(PROVIDED DATA)
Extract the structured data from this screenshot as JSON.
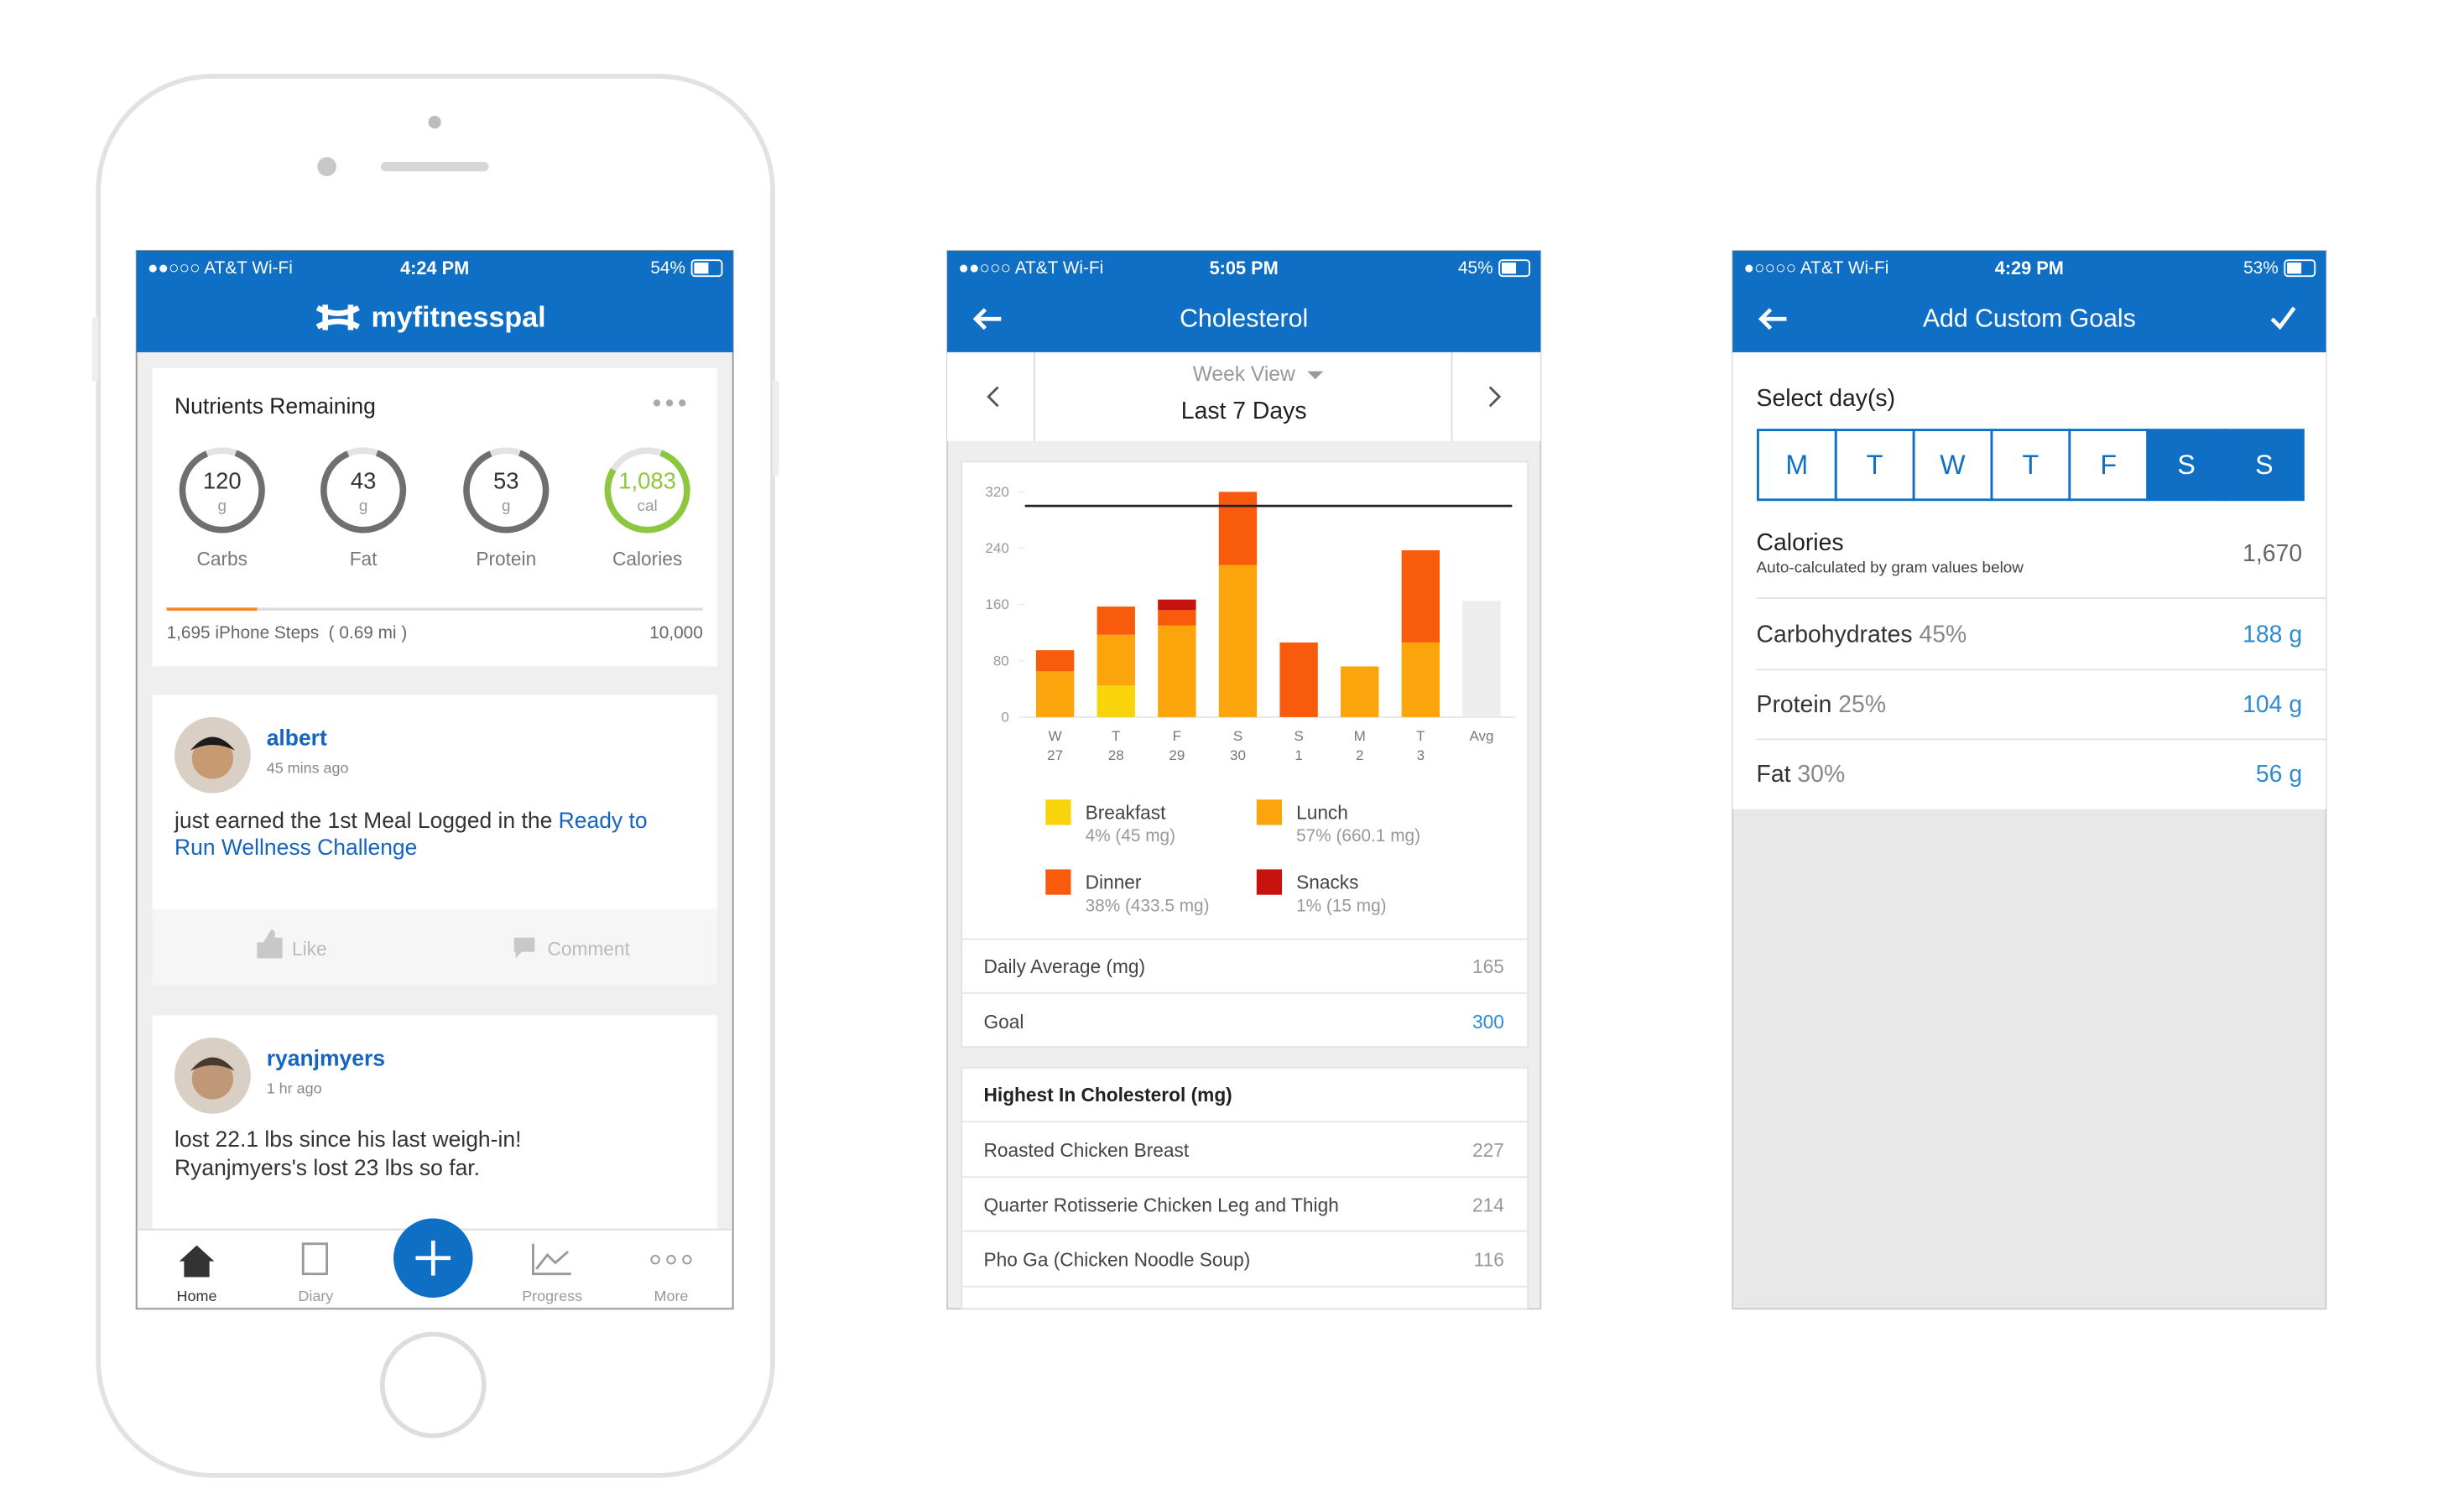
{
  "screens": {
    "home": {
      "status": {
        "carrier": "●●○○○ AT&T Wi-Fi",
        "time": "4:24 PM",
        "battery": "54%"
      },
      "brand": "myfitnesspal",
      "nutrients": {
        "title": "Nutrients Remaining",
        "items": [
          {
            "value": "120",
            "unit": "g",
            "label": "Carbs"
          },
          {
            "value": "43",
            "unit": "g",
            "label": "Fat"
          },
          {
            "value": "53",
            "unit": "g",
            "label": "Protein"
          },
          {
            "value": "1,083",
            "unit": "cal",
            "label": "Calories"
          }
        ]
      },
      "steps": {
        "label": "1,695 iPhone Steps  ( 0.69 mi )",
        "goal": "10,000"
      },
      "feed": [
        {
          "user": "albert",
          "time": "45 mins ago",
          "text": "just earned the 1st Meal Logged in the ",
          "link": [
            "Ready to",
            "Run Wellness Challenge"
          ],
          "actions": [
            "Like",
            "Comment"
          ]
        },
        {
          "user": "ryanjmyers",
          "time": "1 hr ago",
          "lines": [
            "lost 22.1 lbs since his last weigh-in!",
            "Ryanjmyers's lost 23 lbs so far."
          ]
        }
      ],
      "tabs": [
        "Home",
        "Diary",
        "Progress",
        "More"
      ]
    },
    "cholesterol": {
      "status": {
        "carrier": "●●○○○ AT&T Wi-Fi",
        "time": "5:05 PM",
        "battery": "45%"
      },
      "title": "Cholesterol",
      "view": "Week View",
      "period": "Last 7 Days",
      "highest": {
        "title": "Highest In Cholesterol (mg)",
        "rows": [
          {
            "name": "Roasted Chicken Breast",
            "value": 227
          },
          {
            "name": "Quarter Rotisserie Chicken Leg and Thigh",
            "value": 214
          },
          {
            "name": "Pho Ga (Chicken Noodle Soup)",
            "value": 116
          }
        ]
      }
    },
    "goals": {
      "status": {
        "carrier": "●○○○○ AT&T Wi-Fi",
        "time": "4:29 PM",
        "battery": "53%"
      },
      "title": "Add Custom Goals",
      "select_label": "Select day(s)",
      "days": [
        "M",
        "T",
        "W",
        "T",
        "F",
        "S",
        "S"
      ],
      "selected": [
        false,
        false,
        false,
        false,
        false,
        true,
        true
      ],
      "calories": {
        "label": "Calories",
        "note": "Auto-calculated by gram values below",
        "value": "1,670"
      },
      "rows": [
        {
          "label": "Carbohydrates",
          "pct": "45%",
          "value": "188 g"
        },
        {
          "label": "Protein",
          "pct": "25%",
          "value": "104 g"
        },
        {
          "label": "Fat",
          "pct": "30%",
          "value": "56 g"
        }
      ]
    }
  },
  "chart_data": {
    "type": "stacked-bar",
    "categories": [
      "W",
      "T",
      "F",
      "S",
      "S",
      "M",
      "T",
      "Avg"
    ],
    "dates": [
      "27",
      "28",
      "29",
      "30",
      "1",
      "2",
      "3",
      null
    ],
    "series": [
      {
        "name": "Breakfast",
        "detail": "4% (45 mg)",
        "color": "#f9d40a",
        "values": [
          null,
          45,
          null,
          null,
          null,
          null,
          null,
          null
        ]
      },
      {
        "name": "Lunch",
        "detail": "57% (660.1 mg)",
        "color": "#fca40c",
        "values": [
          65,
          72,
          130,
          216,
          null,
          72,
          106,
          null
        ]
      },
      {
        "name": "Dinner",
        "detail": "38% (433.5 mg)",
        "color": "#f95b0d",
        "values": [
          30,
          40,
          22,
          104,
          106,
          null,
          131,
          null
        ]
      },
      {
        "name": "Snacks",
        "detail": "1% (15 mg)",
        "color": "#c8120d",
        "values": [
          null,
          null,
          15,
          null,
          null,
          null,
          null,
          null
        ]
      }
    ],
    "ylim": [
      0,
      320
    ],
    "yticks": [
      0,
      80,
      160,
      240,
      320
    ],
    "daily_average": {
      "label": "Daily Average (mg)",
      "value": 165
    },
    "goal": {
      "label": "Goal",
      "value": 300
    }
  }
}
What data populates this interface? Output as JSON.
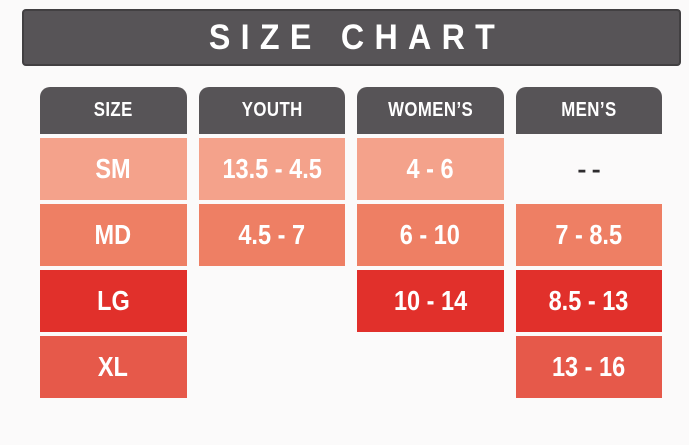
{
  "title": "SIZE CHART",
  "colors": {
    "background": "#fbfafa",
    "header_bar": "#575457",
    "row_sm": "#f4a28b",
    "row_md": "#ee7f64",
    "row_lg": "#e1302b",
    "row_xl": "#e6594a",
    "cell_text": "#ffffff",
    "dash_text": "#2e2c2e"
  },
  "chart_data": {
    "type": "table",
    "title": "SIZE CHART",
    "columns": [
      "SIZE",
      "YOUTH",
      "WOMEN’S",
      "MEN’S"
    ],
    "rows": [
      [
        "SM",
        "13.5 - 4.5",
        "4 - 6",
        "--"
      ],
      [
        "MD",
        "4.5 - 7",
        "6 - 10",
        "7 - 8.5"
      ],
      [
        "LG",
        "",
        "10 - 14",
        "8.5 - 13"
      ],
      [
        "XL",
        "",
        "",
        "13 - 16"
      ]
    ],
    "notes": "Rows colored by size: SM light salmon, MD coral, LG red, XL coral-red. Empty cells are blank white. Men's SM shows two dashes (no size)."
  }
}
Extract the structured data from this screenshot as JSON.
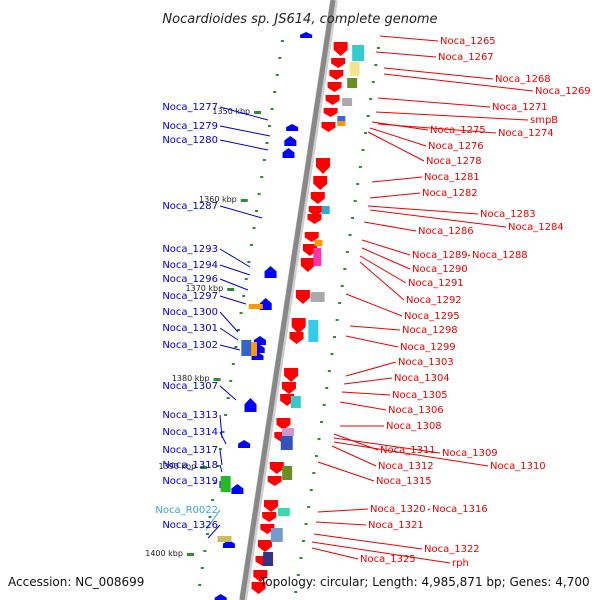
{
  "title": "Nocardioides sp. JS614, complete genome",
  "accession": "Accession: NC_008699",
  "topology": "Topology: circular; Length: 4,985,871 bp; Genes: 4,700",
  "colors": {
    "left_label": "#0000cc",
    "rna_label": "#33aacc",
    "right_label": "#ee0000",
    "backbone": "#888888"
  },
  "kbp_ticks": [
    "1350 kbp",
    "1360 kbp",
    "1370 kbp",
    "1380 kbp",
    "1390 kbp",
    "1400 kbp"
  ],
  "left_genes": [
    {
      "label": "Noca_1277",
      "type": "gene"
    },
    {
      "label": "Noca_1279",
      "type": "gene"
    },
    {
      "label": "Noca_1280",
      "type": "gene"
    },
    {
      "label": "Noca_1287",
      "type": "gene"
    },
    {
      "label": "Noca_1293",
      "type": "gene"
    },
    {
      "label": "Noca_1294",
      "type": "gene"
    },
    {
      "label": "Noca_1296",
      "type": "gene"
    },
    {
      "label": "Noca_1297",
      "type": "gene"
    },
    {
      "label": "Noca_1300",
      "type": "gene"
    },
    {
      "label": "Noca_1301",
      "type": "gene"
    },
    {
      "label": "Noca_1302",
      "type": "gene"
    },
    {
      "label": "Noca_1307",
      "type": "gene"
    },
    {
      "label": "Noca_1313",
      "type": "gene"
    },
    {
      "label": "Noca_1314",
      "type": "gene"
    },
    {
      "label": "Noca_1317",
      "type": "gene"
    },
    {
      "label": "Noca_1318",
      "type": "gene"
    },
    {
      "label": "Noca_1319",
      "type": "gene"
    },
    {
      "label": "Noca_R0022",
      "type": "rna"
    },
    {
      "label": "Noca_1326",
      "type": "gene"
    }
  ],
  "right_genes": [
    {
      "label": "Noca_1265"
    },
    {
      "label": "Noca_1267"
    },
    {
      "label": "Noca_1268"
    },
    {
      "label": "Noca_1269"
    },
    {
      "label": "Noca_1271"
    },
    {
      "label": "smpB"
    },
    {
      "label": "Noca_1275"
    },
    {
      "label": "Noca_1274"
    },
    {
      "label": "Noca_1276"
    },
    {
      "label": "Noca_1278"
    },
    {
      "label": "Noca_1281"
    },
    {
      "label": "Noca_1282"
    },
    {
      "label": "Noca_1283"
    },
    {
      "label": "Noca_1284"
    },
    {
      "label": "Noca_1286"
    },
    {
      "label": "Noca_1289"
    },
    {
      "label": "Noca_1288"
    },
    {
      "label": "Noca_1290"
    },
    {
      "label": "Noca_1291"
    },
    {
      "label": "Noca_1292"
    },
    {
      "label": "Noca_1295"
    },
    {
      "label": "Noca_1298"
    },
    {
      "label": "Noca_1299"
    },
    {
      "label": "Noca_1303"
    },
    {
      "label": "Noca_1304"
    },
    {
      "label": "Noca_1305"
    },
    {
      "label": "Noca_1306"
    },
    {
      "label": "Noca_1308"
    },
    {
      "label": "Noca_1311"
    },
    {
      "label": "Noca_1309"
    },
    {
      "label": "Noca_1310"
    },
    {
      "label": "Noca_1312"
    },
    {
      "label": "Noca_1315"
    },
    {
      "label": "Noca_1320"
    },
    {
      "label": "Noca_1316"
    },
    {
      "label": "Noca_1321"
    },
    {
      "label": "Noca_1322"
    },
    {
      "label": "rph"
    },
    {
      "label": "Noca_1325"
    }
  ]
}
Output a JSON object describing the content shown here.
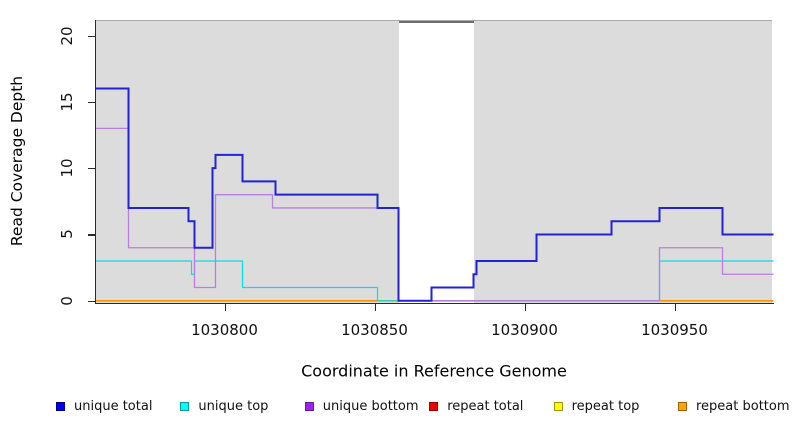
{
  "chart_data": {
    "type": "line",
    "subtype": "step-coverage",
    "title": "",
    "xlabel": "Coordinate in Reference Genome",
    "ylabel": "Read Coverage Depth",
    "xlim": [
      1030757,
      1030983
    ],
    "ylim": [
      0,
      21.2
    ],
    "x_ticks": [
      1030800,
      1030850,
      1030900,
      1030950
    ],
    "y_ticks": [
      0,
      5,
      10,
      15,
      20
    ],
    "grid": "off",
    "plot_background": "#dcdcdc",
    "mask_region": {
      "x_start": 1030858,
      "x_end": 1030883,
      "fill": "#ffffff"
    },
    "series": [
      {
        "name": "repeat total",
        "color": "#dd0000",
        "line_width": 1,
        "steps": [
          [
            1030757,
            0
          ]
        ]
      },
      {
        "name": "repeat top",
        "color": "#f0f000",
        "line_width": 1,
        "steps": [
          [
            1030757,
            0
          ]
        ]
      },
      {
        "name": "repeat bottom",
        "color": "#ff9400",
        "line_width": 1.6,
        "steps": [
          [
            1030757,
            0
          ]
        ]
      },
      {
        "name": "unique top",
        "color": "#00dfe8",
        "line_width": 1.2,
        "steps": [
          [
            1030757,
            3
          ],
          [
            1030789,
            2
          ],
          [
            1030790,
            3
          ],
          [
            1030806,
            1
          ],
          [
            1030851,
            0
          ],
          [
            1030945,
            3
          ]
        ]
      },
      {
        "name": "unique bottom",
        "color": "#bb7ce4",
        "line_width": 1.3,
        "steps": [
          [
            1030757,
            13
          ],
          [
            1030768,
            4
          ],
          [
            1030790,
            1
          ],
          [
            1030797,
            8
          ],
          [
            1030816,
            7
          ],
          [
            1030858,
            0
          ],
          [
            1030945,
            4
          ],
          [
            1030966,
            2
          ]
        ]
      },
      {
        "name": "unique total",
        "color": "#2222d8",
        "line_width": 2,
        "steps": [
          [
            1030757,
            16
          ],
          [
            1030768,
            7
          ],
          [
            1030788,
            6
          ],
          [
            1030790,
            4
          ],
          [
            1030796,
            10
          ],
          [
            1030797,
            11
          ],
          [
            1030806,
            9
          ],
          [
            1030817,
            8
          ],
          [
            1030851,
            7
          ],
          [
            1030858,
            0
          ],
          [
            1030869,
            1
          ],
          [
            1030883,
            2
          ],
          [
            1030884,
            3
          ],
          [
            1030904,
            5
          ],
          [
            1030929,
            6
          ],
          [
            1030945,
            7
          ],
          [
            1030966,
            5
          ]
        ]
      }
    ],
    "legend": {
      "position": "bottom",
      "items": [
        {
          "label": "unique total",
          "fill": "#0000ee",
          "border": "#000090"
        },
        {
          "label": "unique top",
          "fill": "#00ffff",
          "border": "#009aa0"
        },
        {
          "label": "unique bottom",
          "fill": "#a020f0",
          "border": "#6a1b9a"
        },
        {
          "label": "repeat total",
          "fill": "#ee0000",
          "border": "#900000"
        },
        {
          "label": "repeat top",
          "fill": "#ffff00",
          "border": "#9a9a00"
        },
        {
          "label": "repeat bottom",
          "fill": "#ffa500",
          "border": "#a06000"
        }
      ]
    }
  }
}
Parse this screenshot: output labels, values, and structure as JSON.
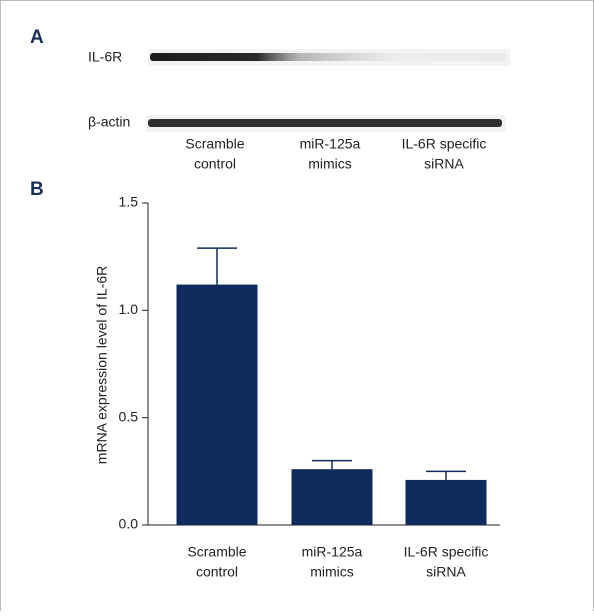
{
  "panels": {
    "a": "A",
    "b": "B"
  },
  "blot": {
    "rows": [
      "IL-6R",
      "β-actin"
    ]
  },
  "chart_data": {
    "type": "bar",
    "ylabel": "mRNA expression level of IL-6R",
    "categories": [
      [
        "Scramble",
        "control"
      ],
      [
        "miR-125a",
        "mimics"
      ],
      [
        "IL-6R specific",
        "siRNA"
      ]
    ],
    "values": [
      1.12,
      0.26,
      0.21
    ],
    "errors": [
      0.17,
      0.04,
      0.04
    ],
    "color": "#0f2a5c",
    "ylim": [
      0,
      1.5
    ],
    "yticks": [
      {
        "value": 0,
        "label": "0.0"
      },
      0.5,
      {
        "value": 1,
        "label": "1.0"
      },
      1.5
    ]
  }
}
(End PROVIDED DATA)
The reply is to be one number, the count of lines in the records above that contain "border".

● THE ANSWER
6